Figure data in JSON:
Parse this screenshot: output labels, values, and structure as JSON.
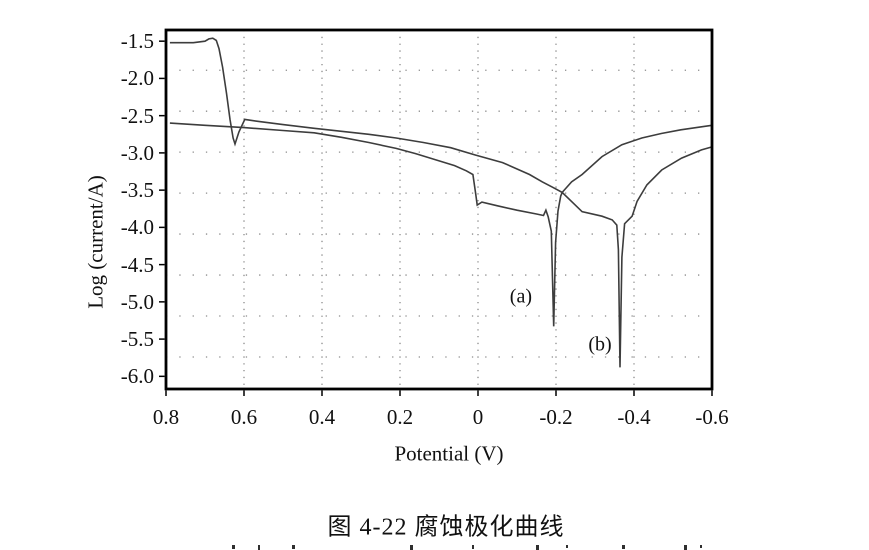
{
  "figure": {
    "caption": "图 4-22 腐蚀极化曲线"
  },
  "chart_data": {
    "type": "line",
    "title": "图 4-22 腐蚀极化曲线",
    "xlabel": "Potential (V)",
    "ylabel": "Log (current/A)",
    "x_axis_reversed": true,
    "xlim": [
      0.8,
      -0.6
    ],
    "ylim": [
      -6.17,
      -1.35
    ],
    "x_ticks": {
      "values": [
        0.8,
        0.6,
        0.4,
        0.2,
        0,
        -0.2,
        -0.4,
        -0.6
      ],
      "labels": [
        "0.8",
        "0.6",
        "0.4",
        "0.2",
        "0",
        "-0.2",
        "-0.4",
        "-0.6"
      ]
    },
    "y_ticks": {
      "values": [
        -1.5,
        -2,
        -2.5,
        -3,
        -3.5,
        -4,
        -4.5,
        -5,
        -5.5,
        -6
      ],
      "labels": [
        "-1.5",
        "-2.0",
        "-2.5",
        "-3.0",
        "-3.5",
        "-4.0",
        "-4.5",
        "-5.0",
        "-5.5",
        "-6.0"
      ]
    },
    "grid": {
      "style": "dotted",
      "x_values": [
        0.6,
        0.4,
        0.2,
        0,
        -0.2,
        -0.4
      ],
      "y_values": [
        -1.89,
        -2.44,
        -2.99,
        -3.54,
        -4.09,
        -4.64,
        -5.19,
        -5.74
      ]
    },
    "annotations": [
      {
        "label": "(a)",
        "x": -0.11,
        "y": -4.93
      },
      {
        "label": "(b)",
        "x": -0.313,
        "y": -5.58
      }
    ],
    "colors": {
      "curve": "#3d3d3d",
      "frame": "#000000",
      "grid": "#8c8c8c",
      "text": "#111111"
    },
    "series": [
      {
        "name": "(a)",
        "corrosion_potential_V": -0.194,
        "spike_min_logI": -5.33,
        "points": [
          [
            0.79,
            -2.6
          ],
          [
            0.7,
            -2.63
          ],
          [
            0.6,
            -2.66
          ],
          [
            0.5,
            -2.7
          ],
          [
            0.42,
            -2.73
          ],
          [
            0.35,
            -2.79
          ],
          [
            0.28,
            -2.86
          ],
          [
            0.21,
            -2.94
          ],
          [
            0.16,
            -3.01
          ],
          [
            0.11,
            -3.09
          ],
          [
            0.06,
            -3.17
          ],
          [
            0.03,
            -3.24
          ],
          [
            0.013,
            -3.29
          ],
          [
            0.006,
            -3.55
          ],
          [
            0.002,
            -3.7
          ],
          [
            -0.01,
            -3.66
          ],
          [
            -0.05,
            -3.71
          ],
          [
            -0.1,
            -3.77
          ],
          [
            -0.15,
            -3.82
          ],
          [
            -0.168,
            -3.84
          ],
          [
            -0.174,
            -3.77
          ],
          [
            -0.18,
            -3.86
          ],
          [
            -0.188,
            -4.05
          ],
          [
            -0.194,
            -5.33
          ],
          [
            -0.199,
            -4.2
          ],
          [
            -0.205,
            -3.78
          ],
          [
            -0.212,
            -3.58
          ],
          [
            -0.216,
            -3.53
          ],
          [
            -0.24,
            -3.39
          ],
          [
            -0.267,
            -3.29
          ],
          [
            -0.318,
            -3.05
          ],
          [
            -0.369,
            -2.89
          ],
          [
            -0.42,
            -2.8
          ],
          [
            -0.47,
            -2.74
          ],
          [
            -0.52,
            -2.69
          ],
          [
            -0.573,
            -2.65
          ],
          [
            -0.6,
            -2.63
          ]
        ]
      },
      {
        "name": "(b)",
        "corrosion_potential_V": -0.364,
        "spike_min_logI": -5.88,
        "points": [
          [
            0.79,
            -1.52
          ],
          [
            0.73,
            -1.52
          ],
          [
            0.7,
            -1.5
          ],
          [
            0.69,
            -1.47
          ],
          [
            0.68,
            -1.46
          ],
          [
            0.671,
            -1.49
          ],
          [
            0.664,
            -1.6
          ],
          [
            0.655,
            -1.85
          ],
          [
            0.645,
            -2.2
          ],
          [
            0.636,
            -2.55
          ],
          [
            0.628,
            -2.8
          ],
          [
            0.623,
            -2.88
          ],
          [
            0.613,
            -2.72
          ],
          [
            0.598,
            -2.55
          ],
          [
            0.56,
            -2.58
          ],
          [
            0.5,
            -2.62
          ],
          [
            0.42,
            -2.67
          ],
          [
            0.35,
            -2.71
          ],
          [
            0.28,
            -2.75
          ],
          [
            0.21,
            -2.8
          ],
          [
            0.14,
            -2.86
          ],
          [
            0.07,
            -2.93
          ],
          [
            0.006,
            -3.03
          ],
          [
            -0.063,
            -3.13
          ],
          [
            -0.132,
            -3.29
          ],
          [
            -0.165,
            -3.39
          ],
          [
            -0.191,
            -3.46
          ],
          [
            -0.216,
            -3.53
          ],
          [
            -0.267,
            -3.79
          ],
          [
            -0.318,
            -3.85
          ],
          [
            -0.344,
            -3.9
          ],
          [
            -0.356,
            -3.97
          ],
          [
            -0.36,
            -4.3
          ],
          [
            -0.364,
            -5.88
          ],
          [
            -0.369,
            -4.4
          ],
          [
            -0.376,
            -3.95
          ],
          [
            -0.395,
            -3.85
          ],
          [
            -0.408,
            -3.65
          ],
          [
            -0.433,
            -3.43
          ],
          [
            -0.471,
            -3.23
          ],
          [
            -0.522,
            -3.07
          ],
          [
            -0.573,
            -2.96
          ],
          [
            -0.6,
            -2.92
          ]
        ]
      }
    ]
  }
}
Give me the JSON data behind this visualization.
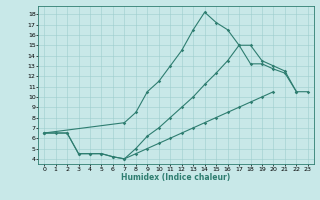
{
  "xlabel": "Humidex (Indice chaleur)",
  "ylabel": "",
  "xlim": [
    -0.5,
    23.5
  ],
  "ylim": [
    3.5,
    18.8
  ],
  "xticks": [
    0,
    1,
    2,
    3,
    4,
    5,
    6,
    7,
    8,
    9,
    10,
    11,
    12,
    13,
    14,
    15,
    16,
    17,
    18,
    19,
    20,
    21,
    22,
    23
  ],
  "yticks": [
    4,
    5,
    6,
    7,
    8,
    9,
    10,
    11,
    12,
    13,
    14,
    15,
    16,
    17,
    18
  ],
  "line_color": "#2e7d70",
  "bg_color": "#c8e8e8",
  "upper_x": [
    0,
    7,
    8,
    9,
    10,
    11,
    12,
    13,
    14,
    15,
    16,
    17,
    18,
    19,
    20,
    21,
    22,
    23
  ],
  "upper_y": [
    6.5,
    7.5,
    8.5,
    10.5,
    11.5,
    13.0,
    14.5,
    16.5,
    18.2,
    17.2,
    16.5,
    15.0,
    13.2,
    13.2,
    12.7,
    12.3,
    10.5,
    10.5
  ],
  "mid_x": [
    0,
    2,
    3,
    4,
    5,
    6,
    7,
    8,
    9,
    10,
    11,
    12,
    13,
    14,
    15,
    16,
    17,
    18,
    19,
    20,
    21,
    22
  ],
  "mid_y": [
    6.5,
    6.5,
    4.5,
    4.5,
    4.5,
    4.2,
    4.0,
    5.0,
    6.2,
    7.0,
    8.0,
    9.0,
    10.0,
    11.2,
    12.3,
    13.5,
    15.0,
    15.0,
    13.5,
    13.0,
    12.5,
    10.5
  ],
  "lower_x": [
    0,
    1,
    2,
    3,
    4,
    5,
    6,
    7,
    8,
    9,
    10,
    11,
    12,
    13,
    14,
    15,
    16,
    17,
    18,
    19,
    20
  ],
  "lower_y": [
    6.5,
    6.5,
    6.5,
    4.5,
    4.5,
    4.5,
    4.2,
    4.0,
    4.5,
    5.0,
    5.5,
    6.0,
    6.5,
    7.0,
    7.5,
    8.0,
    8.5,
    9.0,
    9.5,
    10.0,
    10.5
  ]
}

Task requirements
Transcribe the preceding listing in its entirety and with exact wording, leaving out pictures.

Output for this exercise
Parse this screenshot: output labels, values, and structure as JSON.
{
  "figure": {
    "caption": "图 4-22 腐蚀极化曲线"
  },
  "chart_data": {
    "type": "line",
    "title": "图 4-22 腐蚀极化曲线",
    "xlabel": "Potential (V)",
    "ylabel": "Log (current/A)",
    "x_axis_reversed": true,
    "xlim": [
      0.8,
      -0.6
    ],
    "ylim": [
      -6.17,
      -1.35
    ],
    "x_ticks": {
      "values": [
        0.8,
        0.6,
        0.4,
        0.2,
        0,
        -0.2,
        -0.4,
        -0.6
      ],
      "labels": [
        "0.8",
        "0.6",
        "0.4",
        "0.2",
        "0",
        "-0.2",
        "-0.4",
        "-0.6"
      ]
    },
    "y_ticks": {
      "values": [
        -1.5,
        -2,
        -2.5,
        -3,
        -3.5,
        -4,
        -4.5,
        -5,
        -5.5,
        -6
      ],
      "labels": [
        "-1.5",
        "-2.0",
        "-2.5",
        "-3.0",
        "-3.5",
        "-4.0",
        "-4.5",
        "-5.0",
        "-5.5",
        "-6.0"
      ]
    },
    "grid": {
      "style": "dotted",
      "x_values": [
        0.6,
        0.4,
        0.2,
        0,
        -0.2,
        -0.4
      ],
      "y_values": [
        -1.89,
        -2.44,
        -2.99,
        -3.54,
        -4.09,
        -4.64,
        -5.19,
        -5.74
      ]
    },
    "annotations": [
      {
        "label": "(a)",
        "x": -0.11,
        "y": -4.93
      },
      {
        "label": "(b)",
        "x": -0.313,
        "y": -5.58
      }
    ],
    "colors": {
      "curve": "#3d3d3d",
      "frame": "#000000",
      "grid": "#8c8c8c",
      "text": "#111111"
    },
    "series": [
      {
        "name": "(a)",
        "corrosion_potential_V": -0.194,
        "spike_min_logI": -5.33,
        "points": [
          [
            0.79,
            -2.6
          ],
          [
            0.7,
            -2.63
          ],
          [
            0.6,
            -2.66
          ],
          [
            0.5,
            -2.7
          ],
          [
            0.42,
            -2.73
          ],
          [
            0.35,
            -2.79
          ],
          [
            0.28,
            -2.86
          ],
          [
            0.21,
            -2.94
          ],
          [
            0.16,
            -3.01
          ],
          [
            0.11,
            -3.09
          ],
          [
            0.06,
            -3.17
          ],
          [
            0.03,
            -3.24
          ],
          [
            0.013,
            -3.29
          ],
          [
            0.006,
            -3.55
          ],
          [
            0.002,
            -3.7
          ],
          [
            -0.01,
            -3.66
          ],
          [
            -0.05,
            -3.71
          ],
          [
            -0.1,
            -3.77
          ],
          [
            -0.15,
            -3.82
          ],
          [
            -0.168,
            -3.84
          ],
          [
            -0.174,
            -3.77
          ],
          [
            -0.18,
            -3.86
          ],
          [
            -0.188,
            -4.05
          ],
          [
            -0.194,
            -5.33
          ],
          [
            -0.199,
            -4.2
          ],
          [
            -0.205,
            -3.78
          ],
          [
            -0.212,
            -3.58
          ],
          [
            -0.216,
            -3.53
          ],
          [
            -0.24,
            -3.39
          ],
          [
            -0.267,
            -3.29
          ],
          [
            -0.318,
            -3.05
          ],
          [
            -0.369,
            -2.89
          ],
          [
            -0.42,
            -2.8
          ],
          [
            -0.47,
            -2.74
          ],
          [
            -0.52,
            -2.69
          ],
          [
            -0.573,
            -2.65
          ],
          [
            -0.6,
            -2.63
          ]
        ]
      },
      {
        "name": "(b)",
        "corrosion_potential_V": -0.364,
        "spike_min_logI": -5.88,
        "points": [
          [
            0.79,
            -1.52
          ],
          [
            0.73,
            -1.52
          ],
          [
            0.7,
            -1.5
          ],
          [
            0.69,
            -1.47
          ],
          [
            0.68,
            -1.46
          ],
          [
            0.671,
            -1.49
          ],
          [
            0.664,
            -1.6
          ],
          [
            0.655,
            -1.85
          ],
          [
            0.645,
            -2.2
          ],
          [
            0.636,
            -2.55
          ],
          [
            0.628,
            -2.8
          ],
          [
            0.623,
            -2.88
          ],
          [
            0.613,
            -2.72
          ],
          [
            0.598,
            -2.55
          ],
          [
            0.56,
            -2.58
          ],
          [
            0.5,
            -2.62
          ],
          [
            0.42,
            -2.67
          ],
          [
            0.35,
            -2.71
          ],
          [
            0.28,
            -2.75
          ],
          [
            0.21,
            -2.8
          ],
          [
            0.14,
            -2.86
          ],
          [
            0.07,
            -2.93
          ],
          [
            0.006,
            -3.03
          ],
          [
            -0.063,
            -3.13
          ],
          [
            -0.132,
            -3.29
          ],
          [
            -0.165,
            -3.39
          ],
          [
            -0.191,
            -3.46
          ],
          [
            -0.216,
            -3.53
          ],
          [
            -0.267,
            -3.79
          ],
          [
            -0.318,
            -3.85
          ],
          [
            -0.344,
            -3.9
          ],
          [
            -0.356,
            -3.97
          ],
          [
            -0.36,
            -4.3
          ],
          [
            -0.364,
            -5.88
          ],
          [
            -0.369,
            -4.4
          ],
          [
            -0.376,
            -3.95
          ],
          [
            -0.395,
            -3.85
          ],
          [
            -0.408,
            -3.65
          ],
          [
            -0.433,
            -3.43
          ],
          [
            -0.471,
            -3.23
          ],
          [
            -0.522,
            -3.07
          ],
          [
            -0.573,
            -2.96
          ],
          [
            -0.6,
            -2.92
          ]
        ]
      }
    ]
  }
}
Give me the JSON data behind this visualization.
{
  "xlabel": "Humidex (Indice chaleur)",
  "ylabel": "",
  "xlim": [
    -0.5,
    23.5
  ],
  "ylim": [
    3.5,
    18.8
  ],
  "xticks": [
    0,
    1,
    2,
    3,
    4,
    5,
    6,
    7,
    8,
    9,
    10,
    11,
    12,
    13,
    14,
    15,
    16,
    17,
    18,
    19,
    20,
    21,
    22,
    23
  ],
  "yticks": [
    4,
    5,
    6,
    7,
    8,
    9,
    10,
    11,
    12,
    13,
    14,
    15,
    16,
    17,
    18
  ],
  "line_color": "#2e7d70",
  "bg_color": "#c8e8e8",
  "upper_x": [
    0,
    7,
    8,
    9,
    10,
    11,
    12,
    13,
    14,
    15,
    16,
    17,
    18,
    19,
    20,
    21,
    22,
    23
  ],
  "upper_y": [
    6.5,
    7.5,
    8.5,
    10.5,
    11.5,
    13.0,
    14.5,
    16.5,
    18.2,
    17.2,
    16.5,
    15.0,
    13.2,
    13.2,
    12.7,
    12.3,
    10.5,
    10.5
  ],
  "mid_x": [
    0,
    2,
    3,
    4,
    5,
    6,
    7,
    8,
    9,
    10,
    11,
    12,
    13,
    14,
    15,
    16,
    17,
    18,
    19,
    20,
    21,
    22
  ],
  "mid_y": [
    6.5,
    6.5,
    4.5,
    4.5,
    4.5,
    4.2,
    4.0,
    5.0,
    6.2,
    7.0,
    8.0,
    9.0,
    10.0,
    11.2,
    12.3,
    13.5,
    15.0,
    15.0,
    13.5,
    13.0,
    12.5,
    10.5
  ],
  "lower_x": [
    0,
    1,
    2,
    3,
    4,
    5,
    6,
    7,
    8,
    9,
    10,
    11,
    12,
    13,
    14,
    15,
    16,
    17,
    18,
    19,
    20
  ],
  "lower_y": [
    6.5,
    6.5,
    6.5,
    4.5,
    4.5,
    4.5,
    4.2,
    4.0,
    4.5,
    5.0,
    5.5,
    6.0,
    6.5,
    7.0,
    7.5,
    8.0,
    8.5,
    9.0,
    9.5,
    10.0,
    10.5
  ]
}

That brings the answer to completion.